PROBLEM TO WORK ON
Reproduce the listing below exactly. Pictures do not belong in the copy.

Stored dataset items
##############################
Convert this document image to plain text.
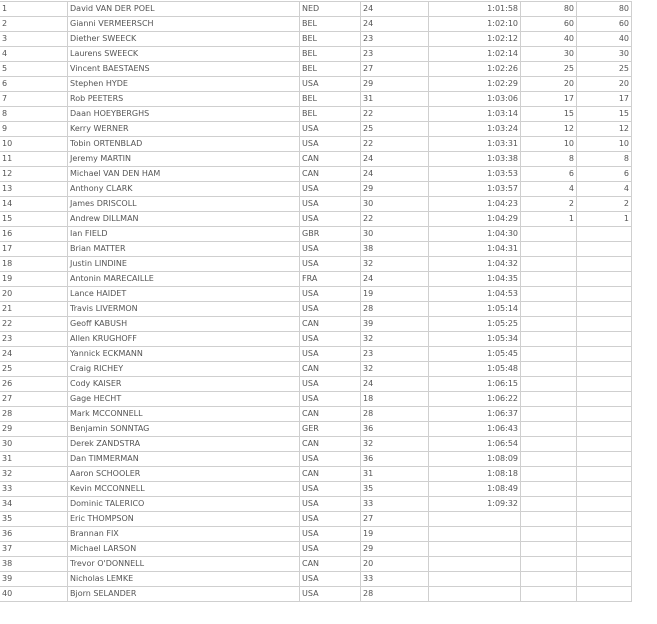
1	David VAN DER POEL	NED	24	1:01:58	80	80
2	Gianni VERMEERSCH	BEL	24	1:02:10	60	60
3	Diether SWEECK	BEL	23	1:02:12	40	40
4	Laurens SWEECK	BEL	23	1:02:14	30	30
5	Vincent BAESTAENS	BEL	27	1:02:26	25	25
6	Stephen HYDE	USA	29	1:02:29	20	20
7	Rob PEETERS	BEL	31	1:03:06	17	17
8	Daan HOEYBERGHS	BEL	22	1:03:14	15	15
9	Kerry WERNER	USA	25	1:03:24	12	12
10	Tobin ORTENBLAD	USA	22	1:03:31	10	10
11	Jeremy MARTIN	CAN	24	1:03:38	8	8
12	Michael VAN DEN HAM	CAN	24	1:03:53	6	6
13	Anthony CLARK	USA	29	1:03:57	4	4
14	James DRISCOLL	USA	30	1:04:23	2	2
15	Andrew DILLMAN	USA	22	1:04:29	1	1
16	Ian FIELD	GBR	30	1:04:30		
17	Brian MATTER	USA	38	1:04:31		
18	Justin LINDINE	USA	32	1:04:32		
19	Antonin MARECAILLE	FRA	24	1:04:35		
20	Lance HAIDET	USA	19	1:04:53		
21	Travis LIVERMON	USA	28	1:05:14		
22	Geoff KABUSH	CAN	39	1:05:25		
23	Allen KRUGHOFF	USA	32	1:05:34		
24	Yannick ECKMANN	USA	23	1:05:45		
25	Craig RICHEY	CAN	32	1:05:48		
26	Cody KAISER	USA	24	1:06:15		
27	Gage HECHT	USA	18	1:06:22		
28	Mark MCCONNELL	CAN	28	1:06:37		
29	Benjamin SONNTAG	GER	36	1:06:43		
30	Derek ZANDSTRA	CAN	32	1:06:54		
31	Dan TIMMERMAN	USA	36	1:08:09		
32	Aaron SCHOOLER	CAN	31	1:08:18		
33	Kevin MCCONNELL	USA	35	1:08:49		
34	Dominic TALERICO	USA	33	1:09:32		
35	Eric THOMPSON	USA	27			
36	Brannan FIX	USA	19			
37	Michael LARSON	USA	29			
38	Trevor O'DONNELL	CAN	20			
39	Nicholas LEMKE	USA	33			
40	Bjorn SELANDER	USA	28			
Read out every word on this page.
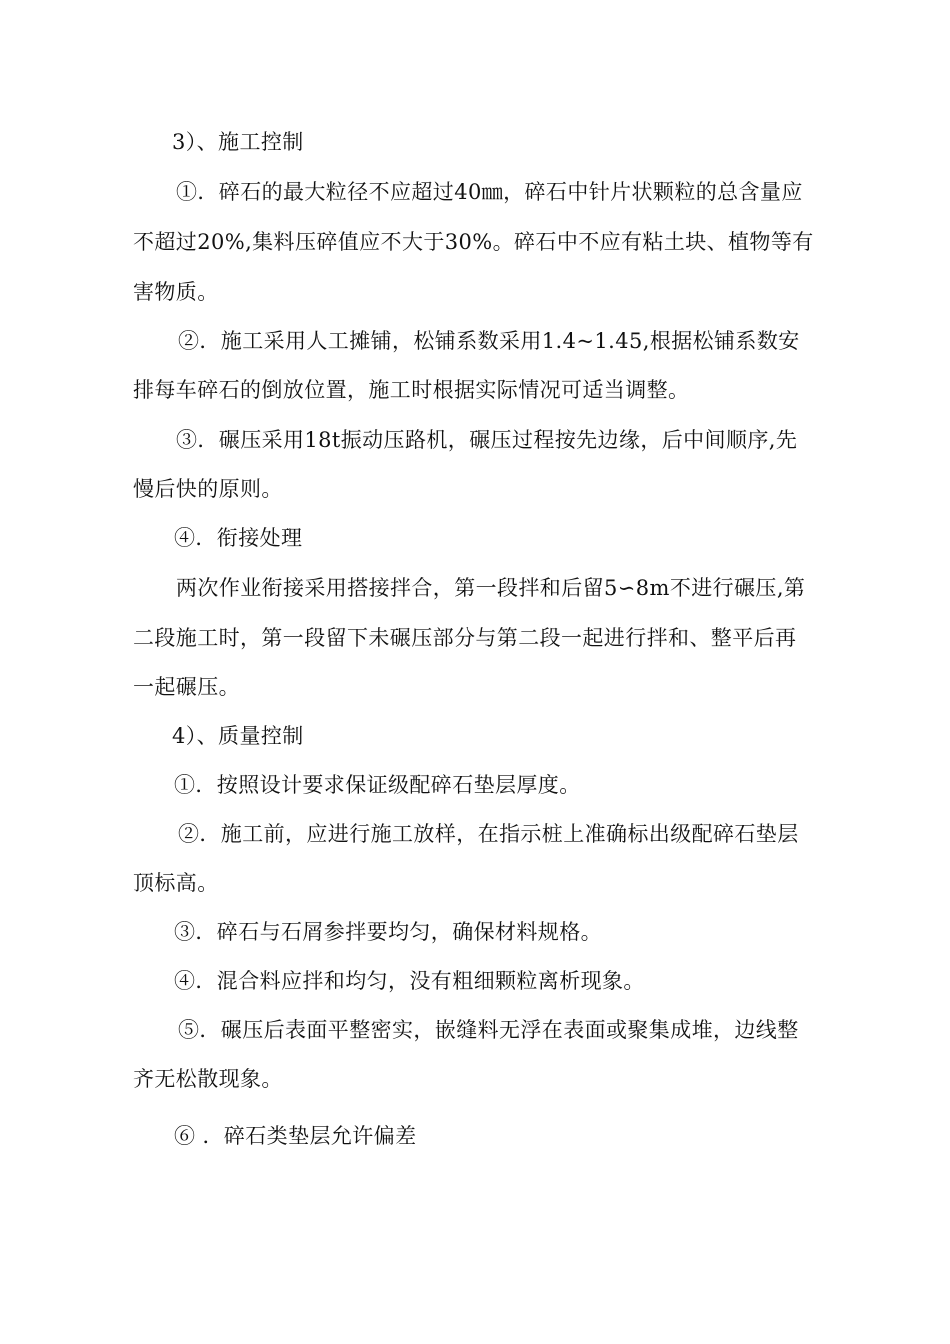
3）、施工控制
①．碎石的最大粒径不应超过40㎜，碎石中针片状颗粒的总含量应
不超过20%,集料压碎值应不大于30%。碎石中不应有粘土块、植物等有
害物质。
②．施工采用人工摊铺，松铺系数采用1.4~1.45,根据松铺系数安
排每车碎石的倒放位置，施工时根据实际情况可适当调整。
③．碾压采用18t振动压路机，碾压过程按先边缘，后中间顺序,先
慢后快的原则。
④．衔接处理
两次作业衔接采用搭接拌合，第一段拌和后留5∽8m不进行碾压,第
二段施工时，第一段留下未碾压部分与第二段一起进行拌和、整平后再
一起碾压。
4）、质量控制
①．按照设计要求保证级配碎石垫层厚度。
②．施工前，应进行施工放样，在指示桩上准确标出级配碎石垫层
顶标高。
③．碎石与石屑参拌要均匀，确保材料规格。
④．混合料应拌和均匀，没有粗细颗粒离析现象。
⑤．碾压后表面平整密实，嵌缝料无浮在表面或聚集成堆，边线整
齐无松散现象。
⑥ ．碎石类垫层允许偏差
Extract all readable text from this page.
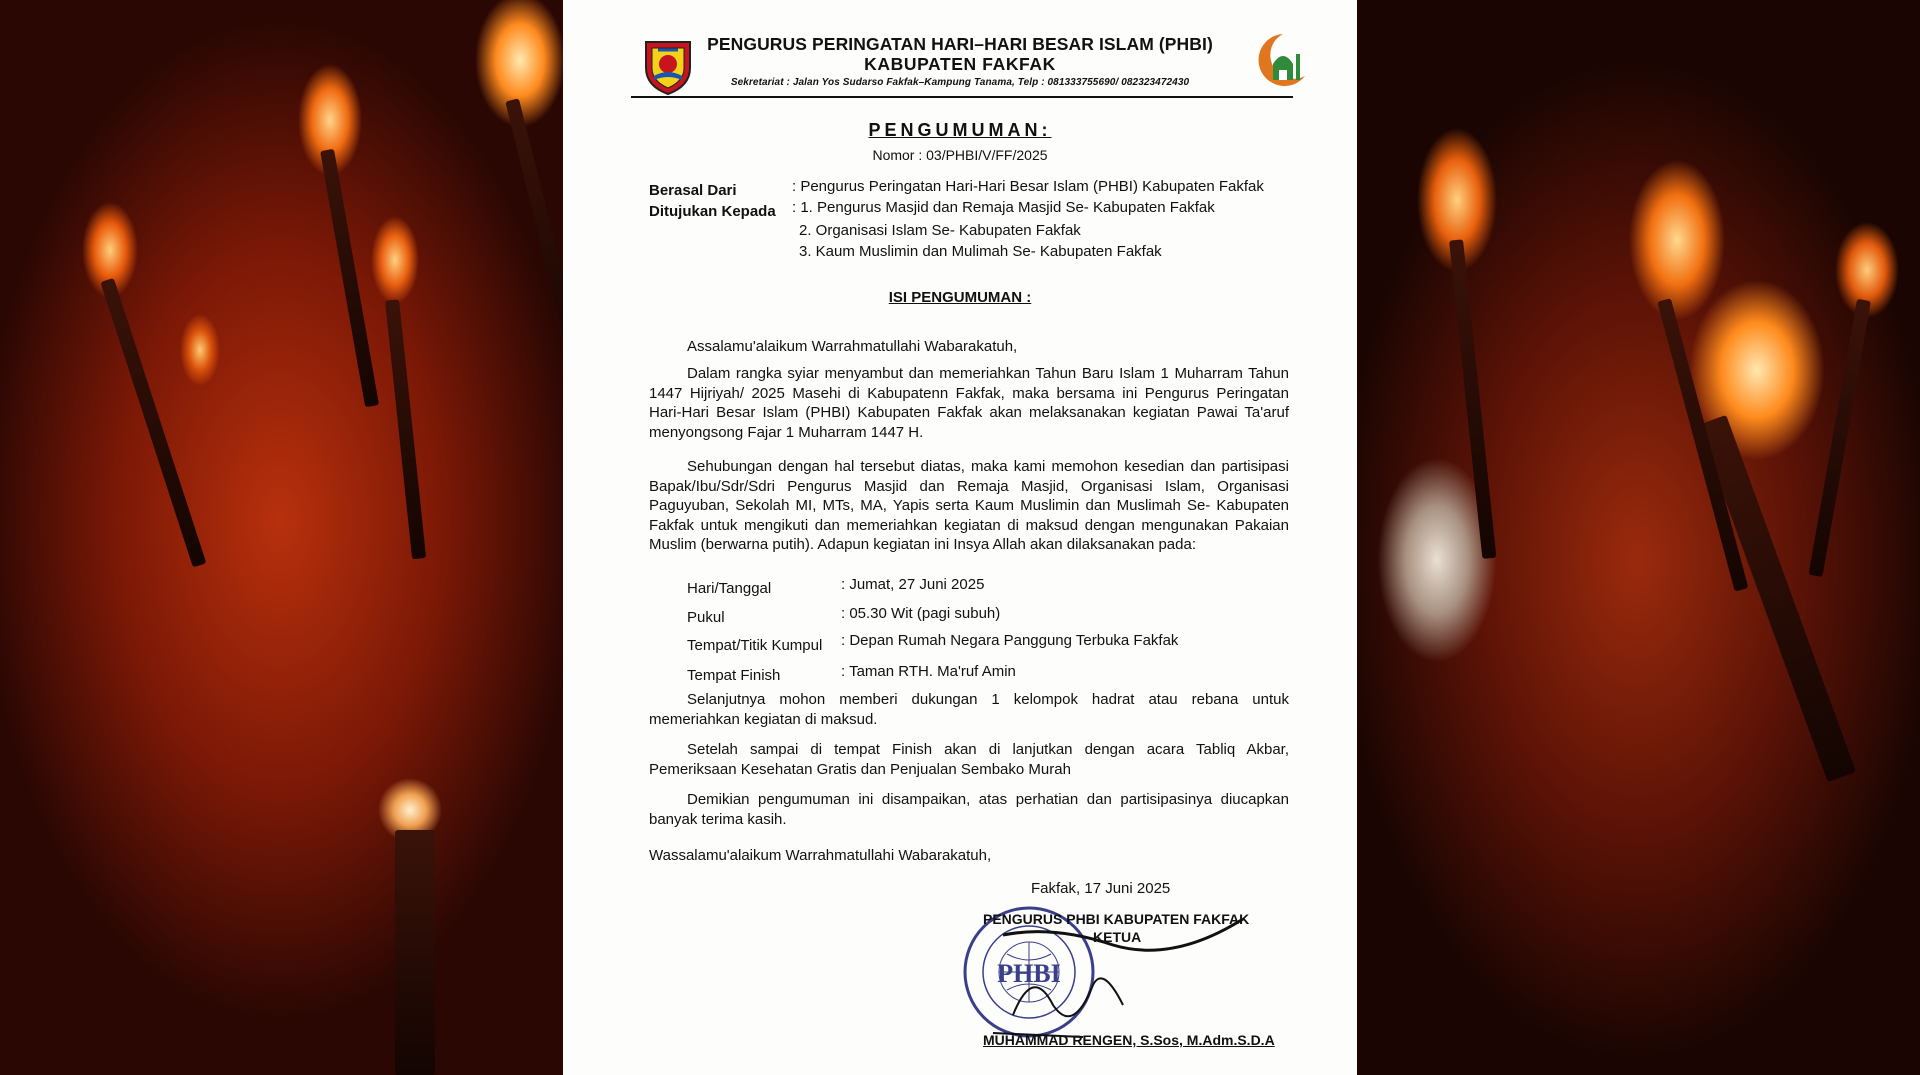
PENGURUS PERINGATAN HARI–HARI BESAR ISLAM (PHBI)
KABUPATEN FAKFAK
Sekretariat : Jalan Yos Sudarso Fakfak–Kampung Tanama, Telp : 081333755690/ 082323472430
PENGUMUMAN:
Nomor : 03/PHBI/V/FF/2025
Berasal Dari	: Pengurus Peringatan Hari-Hari Besar Islam (PHBI) Kabupaten Fakfak
Ditujukan Kepada : 1. Pengurus Masjid dan Remaja Masjid Se- Kabupaten Fakfak
2. Organisasi Islam Se- Kabupaten Fakfak
3. Kaum Muslimin dan Mulimah Se- Kabupaten Fakfak
ISI PENGUMUMAN :
Assalamu'alaikum Warrahmatullahi Wabarakatuh,
Dalam rangka syiar menyambut dan memeriahkan Tahun Baru Islam 1 Muharram Tahun 1447 Hijriyah/ 2025 Masehi di Kabupatenn Fakfak, maka bersama ini Pengurus Peringatan Hari-Hari Besar Islam (PHBI) Kabupaten Fakfak akan melaksanakan kegiatan Pawai Ta'aruf menyongsong Fajar 1 Muharram 1447 H.
Sehubungan dengan hal tersebut diatas, maka kami memohon kesedian dan partisipasi Bapak/Ibu/Sdr/Sdri Pengurus Masjid dan Remaja Masjid, Organisasi Islam, Organisasi Paguyuban, Sekolah MI, MTs, MA, Yapis serta Kaum Muslimin dan Muslimah Se- Kabupaten Fakfak untuk mengikuti dan memeriahkan kegiatan di maksud dengan mengunakan Pakaian Muslim (berwarna putih). Adapun kegiatan ini Insya Allah akan dilaksanakan pada:
Hari/Tanggal	: Jumat, 27 Juni 2025
Pukul	: 05.30 Wit (pagi subuh)
Tempat/Titik Kumpul : Depan Rumah Negara Panggung Terbuka Fakfak
Tempat Finish	: Taman RTH. Ma'ruf Amin
Selanjutnya mohon memberi dukungan 1 kelompok hadrat atau rebana untuk memeriahkan kegiatan di maksud.
Setelah sampai di tempat Finish akan di lanjutkan dengan acara Tabliq Akbar, Pemeriksaan Kesehatan Gratis dan Penjualan Sembako Murah
Demikian pengumuman ini disampaikan, atas perhatian dan partisipasinya diucapkan banyak terima kasih.
Wassalamu'alaikum Warrahmatullahi Wabarakatuh,
Fakfak, 17 Juni 2025
PHBI
PENGURUS PHBI KABUPATEN FAKFAK
KETUA
MUHAMMAD RENGEN, S.Sos, M.Adm.S.D.A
##############################
COMPLETED TASK
Convert this document image to plain text.
1	David VAN DER POEL	NED	24	1:01:58	80	80
2	Gianni VERMEERSCH	BEL	24	1:02:10	60	60
3	Diether SWEECK	BEL	23	1:02:12	40	40
4	Laurens SWEECK	BEL	23	1:02:14	30	30
5	Vincent BAESTAENS	BEL	27	1:02:26	25	25
6	Stephen HYDE	USA	29	1:02:29	20	20
7	Rob PEETERS	BEL	31	1:03:06	17	17
8	Daan HOEYBERGHS	BEL	22	1:03:14	15	15
9	Kerry WERNER	USA	25	1:03:24	12	12
10	Tobin ORTENBLAD	USA	22	1:03:31	10	10
11	Jeremy MARTIN	CAN	24	1:03:38	8	8
12	Michael VAN DEN HAM	CAN	24	1:03:53	6	6
13	Anthony CLARK	USA	29	1:03:57	4	4
14	James DRISCOLL	USA	30	1:04:23	2	2
15	Andrew DILLMAN	USA	22	1:04:29	1	1
16	Ian FIELD	GBR	30	1:04:30		
17	Brian MATTER	USA	38	1:04:31		
18	Justin LINDINE	USA	32	1:04:32		
19	Antonin MARECAILLE	FRA	24	1:04:35		
20	Lance HAIDET	USA	19	1:04:53		
21	Travis LIVERMON	USA	28	1:05:14		
22	Geoff KABUSH	CAN	39	1:05:25		
23	Allen KRUGHOFF	USA	32	1:05:34		
24	Yannick ECKMANN	USA	23	1:05:45		
25	Craig RICHEY	CAN	32	1:05:48		
26	Cody KAISER	USA	24	1:06:15		
27	Gage HECHT	USA	18	1:06:22		
28	Mark MCCONNELL	CAN	28	1:06:37		
29	Benjamin SONNTAG	GER	36	1:06:43		
30	Derek ZANDSTRA	CAN	32	1:06:54		
31	Dan TIMMERMAN	USA	36	1:08:09		
32	Aaron SCHOOLER	CAN	31	1:08:18		
33	Kevin MCCONNELL	USA	35	1:08:49		
34	Dominic TALERICO	USA	33	1:09:32		
35	Eric THOMPSON	USA	27			
36	Brannan FIX	USA	19			
37	Michael LARSON	USA	29			
38	Trevor O'DONNELL	CAN	20			
39	Nicholas LEMKE	USA	33			
40	Bjorn SELANDER	USA	28			
Read out every word on this page.
3）、施工控制
①．碎石的最大粒径不应超过40㎜，碎石中针片状颗粒的总含量应
不超过20%,集料压碎值应不大于30%。碎石中不应有粘土块、植物等有
害物质。
②．施工采用人工摊铺，松铺系数采用1.4~1.45,根据松铺系数安
排每车碎石的倒放位置，施工时根据实际情况可适当调整。
③．碾压采用18t振动压路机，碾压过程按先边缘，后中间顺序,先
慢后快的原则。
④．衔接处理
两次作业衔接采用搭接拌合，第一段拌和后留5∽8m不进行碾压,第
二段施工时，第一段留下未碾压部分与第二段一起进行拌和、整平后再
一起碾压。
4）、质量控制
①．按照设计要求保证级配碎石垫层厚度。
②．施工前，应进行施工放样，在指示桩上准确标出级配碎石垫层
顶标高。
③．碎石与石屑参拌要均匀，确保材料规格。
④．混合料应拌和均匀，没有粗细颗粒离析现象。
⑤．碾压后表面平整密实，嵌缝料无浮在表面或聚集成堆，边线整
齐无松散现象。
⑥ ．碎石类垫层允许偏差
Extract all readable text from this page.
PENGURUS PERINGATAN HARI–HARI BESAR ISLAM (PHBI)
KABUPATEN FAKFAK
Sekretariat : Jalan Yos Sudarso Fakfak–Kampung Tanama, Telp : 081333755690/ 082323472430
PENGUMUMAN:
Nomor : 03/PHBI/V/FF/2025
Berasal Dari	: Pengurus Peringatan Hari-Hari Besar Islam (PHBI) Kabupaten Fakfak
Ditujukan Kepada : 1. Pengurus Masjid dan Remaja Masjid Se- Kabupaten Fakfak
2. Organisasi Islam Se- Kabupaten Fakfak
3. Kaum Muslimin dan Mulimah Se- Kabupaten Fakfak
ISI PENGUMUMAN :
Assalamu'alaikum Warrahmatullahi Wabarakatuh,
Dalam rangka syiar menyambut dan memeriahkan Tahun Baru Islam 1 Muharram Tahun 1447 Hijriyah/ 2025 Masehi di Kabupatenn Fakfak, maka bersama ini Pengurus Peringatan Hari-Hari Besar Islam (PHBI) Kabupaten Fakfak akan melaksanakan kegiatan Pawai Ta'aruf menyongsong Fajar 1 Muharram 1447 H.
Sehubungan dengan hal tersebut diatas, maka kami memohon kesedian dan partisipasi Bapak/Ibu/Sdr/Sdri Pengurus Masjid dan Remaja Masjid, Organisasi Islam, Organisasi Paguyuban, Sekolah MI, MTs, MA, Yapis serta Kaum Muslimin dan Muslimah Se- Kabupaten Fakfak untuk mengikuti dan memeriahkan kegiatan di maksud dengan mengunakan Pakaian Muslim (berwarna putih). Adapun kegiatan ini Insya Allah akan dilaksanakan pada:
Hari/Tanggal	: Jumat, 27 Juni 2025
Pukul	: 05.30 Wit (pagi subuh)
Tempat/Titik Kumpul : Depan Rumah Negara Panggung Terbuka Fakfak
Tempat Finish	: Taman RTH. Ma'ruf Amin
Selanjutnya mohon memberi dukungan 1 kelompok hadrat atau rebana untuk memeriahkan kegiatan di maksud.
Setelah sampai di tempat Finish akan di lanjutkan dengan acara Tabliq Akbar, Pemeriksaan Kesehatan Gratis dan Penjualan Sembako Murah
Demikian pengumuman ini disampaikan, atas perhatian dan partisipasinya diucapkan banyak terima kasih.
Wassalamu'alaikum Warrahmatullahi Wabarakatuh,
Fakfak, 17 Juni 2025
PHBI
PENGURUS PHBI KABUPATEN FAKFAK
KETUA
MUHAMMAD RENGEN, S.Sos, M.Adm.S.D.A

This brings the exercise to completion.